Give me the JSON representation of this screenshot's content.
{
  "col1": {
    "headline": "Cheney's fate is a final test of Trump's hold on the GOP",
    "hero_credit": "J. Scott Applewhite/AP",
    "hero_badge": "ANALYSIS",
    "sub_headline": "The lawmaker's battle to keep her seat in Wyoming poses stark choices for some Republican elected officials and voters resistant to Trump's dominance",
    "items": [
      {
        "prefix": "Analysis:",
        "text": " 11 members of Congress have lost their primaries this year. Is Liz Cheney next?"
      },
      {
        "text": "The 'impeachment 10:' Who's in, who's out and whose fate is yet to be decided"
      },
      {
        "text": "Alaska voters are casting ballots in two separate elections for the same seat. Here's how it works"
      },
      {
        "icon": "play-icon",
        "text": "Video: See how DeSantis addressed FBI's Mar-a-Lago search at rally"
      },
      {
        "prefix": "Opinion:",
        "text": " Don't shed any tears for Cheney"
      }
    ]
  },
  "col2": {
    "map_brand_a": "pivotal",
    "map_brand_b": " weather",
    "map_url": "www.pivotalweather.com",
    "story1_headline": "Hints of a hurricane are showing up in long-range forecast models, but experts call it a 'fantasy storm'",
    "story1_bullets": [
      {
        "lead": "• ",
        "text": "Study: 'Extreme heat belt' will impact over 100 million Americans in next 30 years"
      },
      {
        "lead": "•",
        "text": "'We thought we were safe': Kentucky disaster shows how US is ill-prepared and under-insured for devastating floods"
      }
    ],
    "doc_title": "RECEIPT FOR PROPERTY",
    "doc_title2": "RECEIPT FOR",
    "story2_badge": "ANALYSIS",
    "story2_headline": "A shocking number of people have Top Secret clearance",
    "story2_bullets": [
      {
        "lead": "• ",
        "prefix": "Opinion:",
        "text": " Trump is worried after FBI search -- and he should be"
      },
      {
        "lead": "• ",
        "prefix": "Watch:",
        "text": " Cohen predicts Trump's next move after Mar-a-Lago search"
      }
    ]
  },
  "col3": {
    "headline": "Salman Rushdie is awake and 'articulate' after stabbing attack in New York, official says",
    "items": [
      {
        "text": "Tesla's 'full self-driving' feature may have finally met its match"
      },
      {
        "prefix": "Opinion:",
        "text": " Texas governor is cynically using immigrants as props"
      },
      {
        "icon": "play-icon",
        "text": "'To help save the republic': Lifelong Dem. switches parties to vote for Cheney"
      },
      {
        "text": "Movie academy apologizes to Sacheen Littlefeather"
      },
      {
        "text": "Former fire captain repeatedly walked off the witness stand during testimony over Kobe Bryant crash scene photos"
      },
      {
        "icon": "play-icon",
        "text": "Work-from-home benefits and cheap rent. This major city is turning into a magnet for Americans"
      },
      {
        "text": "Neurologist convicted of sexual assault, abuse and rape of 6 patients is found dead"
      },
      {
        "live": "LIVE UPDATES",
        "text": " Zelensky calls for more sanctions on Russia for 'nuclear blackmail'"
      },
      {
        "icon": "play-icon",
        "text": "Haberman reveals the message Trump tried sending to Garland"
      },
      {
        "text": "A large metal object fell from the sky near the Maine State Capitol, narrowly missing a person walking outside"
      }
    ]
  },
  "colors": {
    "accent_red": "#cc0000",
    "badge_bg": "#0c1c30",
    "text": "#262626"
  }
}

- **TASK PROMPT**
From top to bottom, please output the material exactly.

- **OUTPUT OF THE TASK**
Give me the JSON representation of this screenshot's content.
{
  "col1": {
    "headline": "Cheney's fate is a final test of Trump's hold on the GOP",
    "hero_credit": "J. Scott Applewhite/AP",
    "hero_badge": "ANALYSIS",
    "sub_headline": "The lawmaker's battle to keep her seat in Wyoming poses stark choices for some Republican elected officials and voters resistant to Trump's dominance",
    "items": [
      {
        "prefix": "Analysis:",
        "text": " 11 members of Congress have lost their primaries this year. Is Liz Cheney next?"
      },
      {
        "text": "The 'impeachment 10:' Who's in, who's out and whose fate is yet to be decided"
      },
      {
        "text": "Alaska voters are casting ballots in two separate elections for the same seat. Here's how it works"
      },
      {
        "icon": "play-icon",
        "text": "Video: See how DeSantis addressed FBI's Mar-a-Lago search at rally"
      },
      {
        "prefix": "Opinion:",
        "text": " Don't shed any tears for Cheney"
      }
    ]
  },
  "col2": {
    "map_brand_a": "pivotal",
    "map_brand_b": " weather",
    "map_url": "www.pivotalweather.com",
    "story1_headline": "Hints of a hurricane are showing up in long-range forecast models, but experts call it a 'fantasy storm'",
    "story1_bullets": [
      {
        "lead": "• ",
        "text": "Study: 'Extreme heat belt' will impact over 100 million Americans in next 30 years"
      },
      {
        "lead": "•",
        "text": "'We thought we were safe': Kentucky disaster shows how US is ill-prepared and under-insured for devastating floods"
      }
    ],
    "doc_title": "RECEIPT FOR PROPERTY",
    "doc_title2": "RECEIPT FOR",
    "story2_badge": "ANALYSIS",
    "story2_headline": "A shocking number of people have Top Secret clearance",
    "story2_bullets": [
      {
        "lead": "• ",
        "prefix": "Opinion:",
        "text": " Trump is worried after FBI search -- and he should be"
      },
      {
        "lead": "• ",
        "prefix": "Watch:",
        "text": " Cohen predicts Trump's next move after Mar-a-Lago search"
      }
    ]
  },
  "col3": {
    "headline": "Salman Rushdie is awake and 'articulate' after stabbing attack in New York, official says",
    "items": [
      {
        "text": "Tesla's 'full self-driving' feature may have finally met its match"
      },
      {
        "prefix": "Opinion:",
        "text": " Texas governor is cynically using immigrants as props"
      },
      {
        "icon": "play-icon",
        "text": "'To help save the republic': Lifelong Dem. switches parties to vote for Cheney"
      },
      {
        "text": "Movie academy apologizes to Sacheen Littlefeather"
      },
      {
        "text": "Former fire captain repeatedly walked off the witness stand during testimony over Kobe Bryant crash scene photos"
      },
      {
        "icon": "play-icon",
        "text": "Work-from-home benefits and cheap rent. This major city is turning into a magnet for Americans"
      },
      {
        "text": "Neurologist convicted of sexual assault, abuse and rape of 6 patients is found dead"
      },
      {
        "live": "LIVE UPDATES",
        "text": " Zelensky calls for more sanctions on Russia for 'nuclear blackmail'"
      },
      {
        "icon": "play-icon",
        "text": "Haberman reveals the message Trump tried sending to Garland"
      },
      {
        "text": "A large metal object fell from the sky near the Maine State Capitol, narrowly missing a person walking outside"
      }
    ]
  },
  "colors": {
    "accent_red": "#cc0000",
    "badge_bg": "#0c1c30",
    "text": "#262626"
  }
}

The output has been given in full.